What is needed:
Needed from the data below: all lines that contain the word "reserved".

Input data:

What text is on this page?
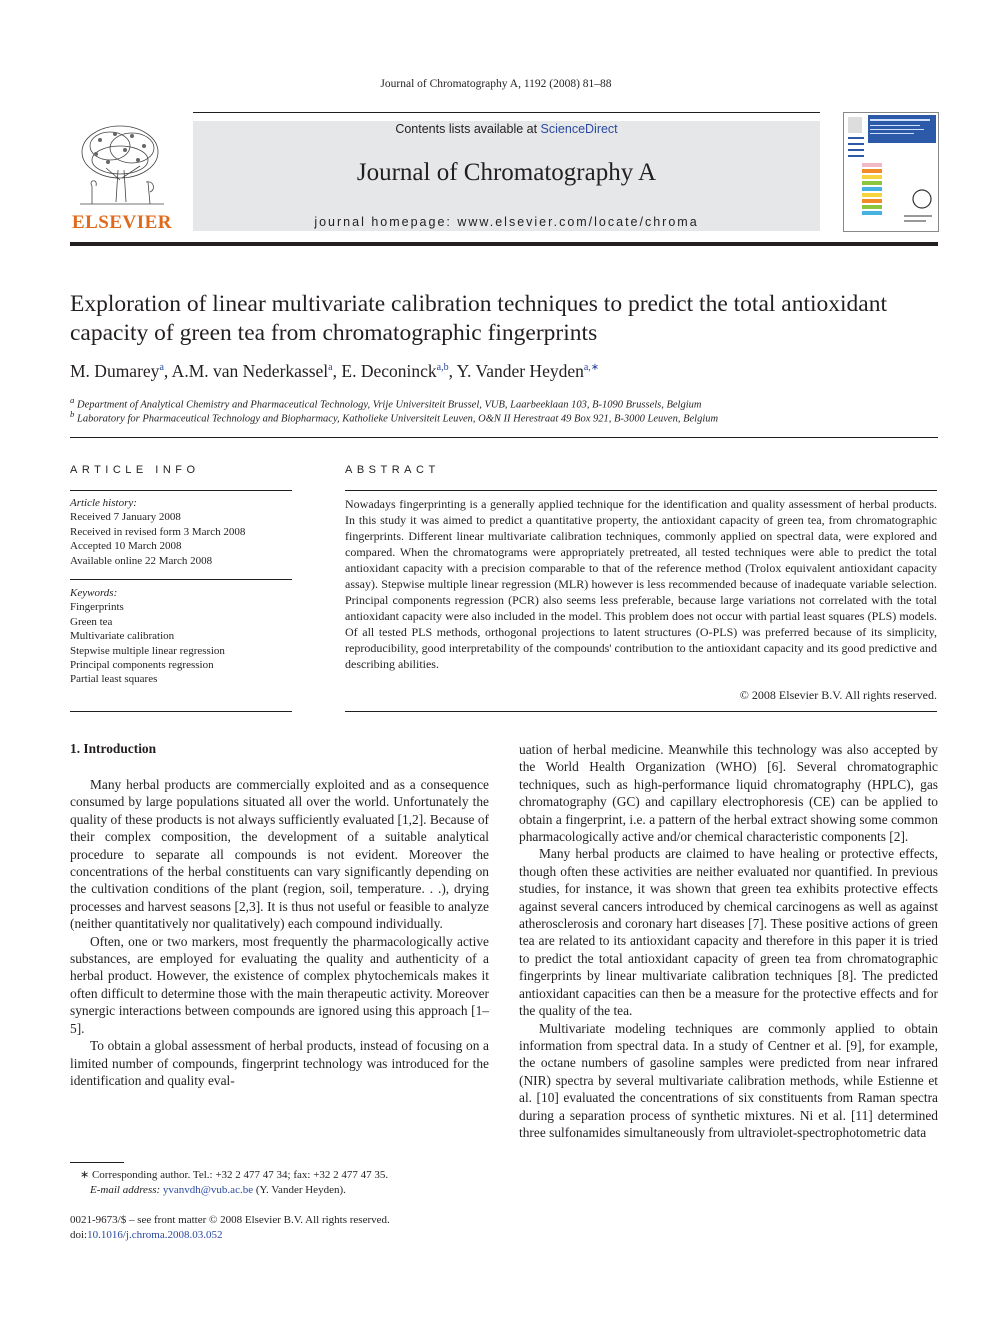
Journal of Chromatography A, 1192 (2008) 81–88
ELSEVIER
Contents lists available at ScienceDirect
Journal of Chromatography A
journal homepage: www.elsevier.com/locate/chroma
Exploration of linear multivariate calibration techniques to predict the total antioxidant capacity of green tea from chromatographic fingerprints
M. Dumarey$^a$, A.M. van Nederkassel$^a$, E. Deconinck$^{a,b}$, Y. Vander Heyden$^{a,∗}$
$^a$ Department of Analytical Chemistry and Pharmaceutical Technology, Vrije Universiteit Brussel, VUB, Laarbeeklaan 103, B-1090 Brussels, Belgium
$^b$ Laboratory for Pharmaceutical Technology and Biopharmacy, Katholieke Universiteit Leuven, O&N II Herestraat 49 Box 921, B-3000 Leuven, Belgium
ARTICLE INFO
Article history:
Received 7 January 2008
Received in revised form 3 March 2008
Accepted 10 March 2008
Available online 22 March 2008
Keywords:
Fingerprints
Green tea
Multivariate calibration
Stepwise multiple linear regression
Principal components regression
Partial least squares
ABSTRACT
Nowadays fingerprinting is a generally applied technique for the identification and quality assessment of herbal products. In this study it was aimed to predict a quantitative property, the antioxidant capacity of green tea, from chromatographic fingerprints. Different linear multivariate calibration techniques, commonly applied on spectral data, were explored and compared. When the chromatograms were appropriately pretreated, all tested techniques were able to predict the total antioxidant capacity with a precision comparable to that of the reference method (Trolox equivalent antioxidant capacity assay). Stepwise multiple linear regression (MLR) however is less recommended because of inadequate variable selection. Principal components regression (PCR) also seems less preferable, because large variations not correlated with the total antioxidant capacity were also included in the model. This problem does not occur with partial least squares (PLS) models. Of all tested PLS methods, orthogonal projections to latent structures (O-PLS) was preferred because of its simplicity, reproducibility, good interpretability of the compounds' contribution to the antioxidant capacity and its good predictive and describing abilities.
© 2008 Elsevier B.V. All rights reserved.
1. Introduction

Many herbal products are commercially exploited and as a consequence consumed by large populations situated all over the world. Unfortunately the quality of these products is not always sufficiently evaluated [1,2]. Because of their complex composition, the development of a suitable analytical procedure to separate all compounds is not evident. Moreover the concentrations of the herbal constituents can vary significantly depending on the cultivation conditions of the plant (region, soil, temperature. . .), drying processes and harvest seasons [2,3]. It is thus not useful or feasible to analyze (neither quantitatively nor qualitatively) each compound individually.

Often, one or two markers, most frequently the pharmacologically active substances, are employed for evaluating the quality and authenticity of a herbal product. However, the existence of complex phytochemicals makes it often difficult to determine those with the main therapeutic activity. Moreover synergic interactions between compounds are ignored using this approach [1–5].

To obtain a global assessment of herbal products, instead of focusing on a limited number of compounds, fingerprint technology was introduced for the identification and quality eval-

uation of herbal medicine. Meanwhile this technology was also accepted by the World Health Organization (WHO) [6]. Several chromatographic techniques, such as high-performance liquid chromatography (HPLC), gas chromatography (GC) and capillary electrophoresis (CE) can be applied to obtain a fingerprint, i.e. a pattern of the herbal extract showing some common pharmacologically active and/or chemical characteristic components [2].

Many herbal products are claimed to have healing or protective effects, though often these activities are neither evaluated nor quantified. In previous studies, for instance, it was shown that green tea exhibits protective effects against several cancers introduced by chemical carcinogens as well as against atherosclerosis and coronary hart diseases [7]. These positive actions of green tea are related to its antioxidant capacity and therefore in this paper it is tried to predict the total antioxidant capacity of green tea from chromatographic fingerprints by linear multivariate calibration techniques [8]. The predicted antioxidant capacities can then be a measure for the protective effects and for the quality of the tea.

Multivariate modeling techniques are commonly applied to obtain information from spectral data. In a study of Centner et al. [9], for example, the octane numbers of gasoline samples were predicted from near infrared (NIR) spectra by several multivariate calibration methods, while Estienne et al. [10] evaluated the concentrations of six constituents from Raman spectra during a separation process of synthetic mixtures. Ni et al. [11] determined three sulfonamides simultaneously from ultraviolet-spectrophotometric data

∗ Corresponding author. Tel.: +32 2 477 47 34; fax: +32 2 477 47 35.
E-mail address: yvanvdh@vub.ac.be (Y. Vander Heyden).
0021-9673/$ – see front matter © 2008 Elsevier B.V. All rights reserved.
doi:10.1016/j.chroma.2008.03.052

Result of this task:
© 2008 Elsevier B.V. All rights reserved.
0021-9673/$ – see front matter © 2008 Elsevier B.V. All rights reserved.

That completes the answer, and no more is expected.